**What you should do**
Convert every line of the listing below into a JSON array of strings, one string per line, omitting blank lines.

**Data for the task**
-----
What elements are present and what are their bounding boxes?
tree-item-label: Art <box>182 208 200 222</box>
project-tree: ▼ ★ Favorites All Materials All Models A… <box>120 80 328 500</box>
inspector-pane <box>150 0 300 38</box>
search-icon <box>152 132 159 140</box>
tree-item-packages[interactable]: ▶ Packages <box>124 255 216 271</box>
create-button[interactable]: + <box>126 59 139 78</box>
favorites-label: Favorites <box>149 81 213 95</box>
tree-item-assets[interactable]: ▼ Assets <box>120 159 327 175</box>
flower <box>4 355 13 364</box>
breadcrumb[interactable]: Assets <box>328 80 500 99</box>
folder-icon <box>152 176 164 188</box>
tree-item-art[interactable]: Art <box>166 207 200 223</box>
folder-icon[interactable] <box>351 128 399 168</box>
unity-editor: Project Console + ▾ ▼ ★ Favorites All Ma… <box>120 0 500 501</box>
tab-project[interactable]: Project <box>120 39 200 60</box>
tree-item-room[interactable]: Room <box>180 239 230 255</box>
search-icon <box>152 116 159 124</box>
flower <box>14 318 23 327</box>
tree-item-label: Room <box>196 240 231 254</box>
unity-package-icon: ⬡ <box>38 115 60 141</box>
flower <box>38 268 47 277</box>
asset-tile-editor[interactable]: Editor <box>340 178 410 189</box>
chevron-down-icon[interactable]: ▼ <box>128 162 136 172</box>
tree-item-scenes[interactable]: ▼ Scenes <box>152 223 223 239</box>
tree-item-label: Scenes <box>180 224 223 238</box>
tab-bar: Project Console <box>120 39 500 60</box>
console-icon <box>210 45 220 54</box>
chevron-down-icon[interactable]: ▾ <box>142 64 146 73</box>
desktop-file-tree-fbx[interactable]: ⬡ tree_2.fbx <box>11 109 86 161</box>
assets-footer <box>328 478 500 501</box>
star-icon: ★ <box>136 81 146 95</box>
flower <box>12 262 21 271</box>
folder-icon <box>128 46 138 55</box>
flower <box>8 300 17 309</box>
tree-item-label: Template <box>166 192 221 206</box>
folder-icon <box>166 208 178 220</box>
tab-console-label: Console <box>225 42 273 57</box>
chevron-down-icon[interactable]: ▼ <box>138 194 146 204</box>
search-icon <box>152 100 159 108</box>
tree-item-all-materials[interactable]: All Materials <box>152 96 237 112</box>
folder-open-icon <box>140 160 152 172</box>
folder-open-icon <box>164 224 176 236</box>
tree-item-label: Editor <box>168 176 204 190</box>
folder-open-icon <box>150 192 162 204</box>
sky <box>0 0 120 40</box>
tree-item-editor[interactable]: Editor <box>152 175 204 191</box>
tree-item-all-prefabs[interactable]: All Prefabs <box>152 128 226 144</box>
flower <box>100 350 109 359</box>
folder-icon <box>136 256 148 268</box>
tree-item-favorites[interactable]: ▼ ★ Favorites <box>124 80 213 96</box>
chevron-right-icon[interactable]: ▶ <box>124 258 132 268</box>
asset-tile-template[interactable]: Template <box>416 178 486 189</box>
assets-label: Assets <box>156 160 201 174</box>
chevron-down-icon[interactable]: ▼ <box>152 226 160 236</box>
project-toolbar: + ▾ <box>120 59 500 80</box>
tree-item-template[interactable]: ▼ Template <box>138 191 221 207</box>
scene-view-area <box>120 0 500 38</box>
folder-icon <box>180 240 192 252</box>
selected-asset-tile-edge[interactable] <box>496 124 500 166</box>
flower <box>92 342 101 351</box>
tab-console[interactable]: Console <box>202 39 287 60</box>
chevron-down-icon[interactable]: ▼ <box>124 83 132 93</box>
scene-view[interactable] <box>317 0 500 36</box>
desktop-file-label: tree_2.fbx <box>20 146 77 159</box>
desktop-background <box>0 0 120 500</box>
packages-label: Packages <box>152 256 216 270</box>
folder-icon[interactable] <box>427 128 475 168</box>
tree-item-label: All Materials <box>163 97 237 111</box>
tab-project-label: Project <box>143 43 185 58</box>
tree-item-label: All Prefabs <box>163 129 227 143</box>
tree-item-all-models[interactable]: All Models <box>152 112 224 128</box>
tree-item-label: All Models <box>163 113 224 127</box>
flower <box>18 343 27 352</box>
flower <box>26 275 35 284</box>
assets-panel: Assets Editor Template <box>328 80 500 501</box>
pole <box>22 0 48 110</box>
-----
**Result for this task**
[
  "What elements are present and what are their bounding boxes?",
  "tree-item-label: Art <box>182 208 200 222</box>",
  "project-tree: ▼ ★ Favorites All Materials All Models A… <box>120 80 328 500</box>",
  "inspector-pane <box>150 0 300 38</box>",
  "search-icon <box>152 132 159 140</box>",
  "tree-item-packages[interactable]: ▶ Packages <box>124 255 216 271</box>",
  "create-button[interactable]: + <box>126 59 139 78</box>",
  "favorites-label: Favorites <box>149 81 213 95</box>",
  "tree-item-assets[interactable]: ▼ Assets <box>120 159 327 175</box>",
  "flower <box>4 355 13 364</box>",
  "breadcrumb[interactable]: Assets <box>328 80 500 99</box>",
  "folder-icon <box>152 176 164 188</box>",
  "tree-item-art[interactable]: Art <box>166 207 200 223</box>",
  "folder-icon[interactable] <box>351 128 399 168</box>",
  "unity-editor: Project Console + ▾ ▼ ★ Favorites All Ma… <box>120 0 500 501</box>",
  "tab-project[interactable]: Project <box>120 39 200 60</box>",
  "tree-item-room[interactable]: Room <box>180 239 230 255</box>",
  "search-icon <box>152 116 159 124</box>",
  "flower <box>14 318 23 327</box>",
  "tree-item-label: Room <box>196 240 231 254</box>",
  "unity-package-icon: ⬡ <box>38 115 60 141</box>",
  "flower <box>38 268 47 277</box>",
  "asset-tile-editor[interactable]: Editor <box>340 178 410 189</box>",
  "chevron-down-icon[interactable]: ▼ <box>128 162 136 172</box>",
  "tree-item-scenes[interactable]: ▼ Scenes <box>152 223 223 239</box>",
  "tree-item-label: Scenes <box>180 224 223 238</box>",
  "tab-bar: Project Console <box>120 39 500 60</box>",
  "console-icon <box>210 45 220 54</box>",
  "chevron-down-icon[interactable]: ▾ <box>142 64 146 73</box>",
  "desktop-file-tree-fbx[interactable]: ⬡ tree_2.fbx <box>11 109 86 161</box>",
  "assets-footer <box>328 478 500 501</box>",
  "star-icon: ★ <box>136 81 146 95</box>",
  "flower <box>12 262 21 271</box>",
  "folder-icon <box>128 46 138 55</box>",
  "flower <box>8 300 17 309</box>",
  "tree-item-label: Template <box>166 192 221 206</box>",
  "folder-icon <box>166 208 178 220</box>",
  "tab-console-label: Console <box>225 42 273 57</box>",
  "chevron-down-icon[interactable]: ▼ <box>138 194 146 204</box>",
  "search-icon <box>152 100 159 108</box>",
  "tree-item-all-materials[interactable]: All Materials <box>152 96 237 112</box>",
  "folder-open-icon <box>140 160 152 172</box>",
  "folder-open-icon <box>164 224 176 236</box>",
  "tree-item-label: Editor <box>168 176 204 190</box>",
  "folder-open-icon <box>150 192 162 204</box>",
  "sky <box>0 0 120 40</box>",
  "tree-item-editor[interactable]: Editor <box>152 175 204 191</box>",
  "tree-item-all-prefabs[interactable]: All Prefabs <box>152 128 226 144</box>",
  "flower <box>100 350 109 359</box>",
  "folder-icon <box>136 256 148 268</box>",
  "tree-item-favorites[interactable]: ▼ ★ Favorites <box>124 80 213 96</box>",
  "chevron-right-icon[interactable]: ▶ <box>124 258 132 268</box>",
  "asset-tile-template[interactable]: Template <box>416 178 486 189</box>",
  "assets-label: Assets <box>156 160 201 174</box>",
  "chevron-down-icon[interactable]: ▼ <box>152 226 160 236</box>",
  "project-toolbar: + ▾ <box>120 59 500 80</box>",
  "tree-item-template[interactable]: ▼ Template <box>138 191 221 207</box>",
  "scene-view-area <box>120 0 500 38</box>",
  "folder-icon <box>180 240 192 252</box>",
  "selected-asset-tile-edge[interactable] <box>496 124 500 166</box>",
  "flower <box>92 342 101 351</box>",
  "tab-console[interactable]: Console <box>202 39 287 60</box>",
  "chevron-down-icon[interactable]: ▼ <box>124 83 132 93</box>",
  "scene-view[interactable] <box>317 0 500 36</box>",
  "desktop-file-label: tree_2.fbx <box>20 146 77 159</box>",
  "desktop-background <box>0 0 120 500</box>",
  "packages-label: Packages <box>152 256 216 270</box>",
  "folder-icon[interactable] <box>427 128 475 168</box>",
  "tree-item-label: All Materials <box>163 97 237 111</box>",
  "tab-project-label: Project <box>143 43 185 58</box>",
  "tree-item-label: All Prefabs <box>163 129 227 143</box>",
  "tree-item-all-models[interactable]: All Models <box>152 112 224 128</box>",
  "tree-item-label: All Models <box>163 113 224 127</box>",
  "flower <box>18 343 27 352</box>",
  "flower <box>26 275 35 284</box>",
  "assets-panel: Assets Editor Template <box>328 80 500 501</box>",
  "pole <box>22 0 48 110</box>"
]